(Data listing)
..........

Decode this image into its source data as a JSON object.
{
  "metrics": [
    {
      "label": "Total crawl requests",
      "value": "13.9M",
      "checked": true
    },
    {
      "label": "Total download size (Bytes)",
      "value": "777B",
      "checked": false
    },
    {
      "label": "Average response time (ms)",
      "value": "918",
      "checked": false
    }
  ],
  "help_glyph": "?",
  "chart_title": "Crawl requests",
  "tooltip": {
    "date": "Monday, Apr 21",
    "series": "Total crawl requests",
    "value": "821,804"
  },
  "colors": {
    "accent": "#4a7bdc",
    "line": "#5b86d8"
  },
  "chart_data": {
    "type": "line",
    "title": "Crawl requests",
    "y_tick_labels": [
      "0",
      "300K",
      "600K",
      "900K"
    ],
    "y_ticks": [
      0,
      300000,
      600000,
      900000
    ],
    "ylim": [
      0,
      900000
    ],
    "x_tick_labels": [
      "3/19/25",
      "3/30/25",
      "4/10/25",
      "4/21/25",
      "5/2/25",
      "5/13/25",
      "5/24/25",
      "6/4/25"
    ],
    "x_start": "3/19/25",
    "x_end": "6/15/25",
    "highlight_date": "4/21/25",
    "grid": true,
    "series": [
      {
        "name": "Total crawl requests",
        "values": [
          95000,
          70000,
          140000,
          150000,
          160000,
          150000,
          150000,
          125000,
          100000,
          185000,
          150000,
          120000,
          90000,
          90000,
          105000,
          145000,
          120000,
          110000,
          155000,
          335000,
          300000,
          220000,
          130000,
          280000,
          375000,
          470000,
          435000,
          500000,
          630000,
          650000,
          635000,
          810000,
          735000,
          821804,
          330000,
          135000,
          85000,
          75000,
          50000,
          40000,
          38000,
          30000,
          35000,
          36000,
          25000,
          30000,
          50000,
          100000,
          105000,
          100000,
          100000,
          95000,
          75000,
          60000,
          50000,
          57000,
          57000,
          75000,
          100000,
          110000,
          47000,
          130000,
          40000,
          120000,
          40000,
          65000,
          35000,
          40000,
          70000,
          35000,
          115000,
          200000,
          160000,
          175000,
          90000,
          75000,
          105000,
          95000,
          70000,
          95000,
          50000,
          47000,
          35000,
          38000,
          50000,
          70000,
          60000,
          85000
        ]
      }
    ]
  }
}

..........

Copy every record above exactly as it appears.

Decode this image into its source data as a JSON object.
{
  "metrics": [
    {
      "label": "Total crawl requests",
      "value": "13.9M",
      "checked": true
    },
    {
      "label": "Total download size (Bytes)",
      "value": "777B",
      "checked": false
    },
    {
      "label": "Average response time (ms)",
      "value": "918",
      "checked": false
    }
  ],
  "help_glyph": "?",
  "chart_title": "Crawl requests",
  "tooltip": {
    "date": "Monday, Apr 21",
    "series": "Total crawl requests",
    "value": "821,804"
  },
  "colors": {
    "accent": "#4a7bdc",
    "line": "#5b86d8"
  },
  "chart_data": {
    "type": "line",
    "title": "Crawl requests",
    "y_tick_labels": [
      "0",
      "300K",
      "600K",
      "900K"
    ],
    "y_ticks": [
      0,
      300000,
      600000,
      900000
    ],
    "ylim": [
      0,
      900000
    ],
    "x_tick_labels": [
      "3/19/25",
      "3/30/25",
      "4/10/25",
      "4/21/25",
      "5/2/25",
      "5/13/25",
      "5/24/25",
      "6/4/25"
    ],
    "x_start": "3/19/25",
    "x_end": "6/15/25",
    "highlight_date": "4/21/25",
    "grid": true,
    "series": [
      {
        "name": "Total crawl requests",
        "values": [
          95000,
          70000,
          140000,
          150000,
          160000,
          150000,
          150000,
          125000,
          100000,
          185000,
          150000,
          120000,
          90000,
          90000,
          105000,
          145000,
          120000,
          110000,
          155000,
          335000,
          300000,
          220000,
          130000,
          280000,
          375000,
          470000,
          435000,
          500000,
          630000,
          650000,
          635000,
          810000,
          735000,
          821804,
          330000,
          135000,
          85000,
          75000,
          50000,
          40000,
          38000,
          30000,
          35000,
          36000,
          25000,
          30000,
          50000,
          100000,
          105000,
          100000,
          100000,
          95000,
          75000,
          60000,
          50000,
          57000,
          57000,
          75000,
          100000,
          110000,
          47000,
          130000,
          40000,
          120000,
          40000,
          65000,
          35000,
          40000,
          70000,
          35000,
          115000,
          200000,
          160000,
          175000,
          90000,
          75000,
          105000,
          95000,
          70000,
          95000,
          50000,
          47000,
          35000,
          38000,
          50000,
          70000,
          60000,
          85000
        ]
      }
    ]
  }
}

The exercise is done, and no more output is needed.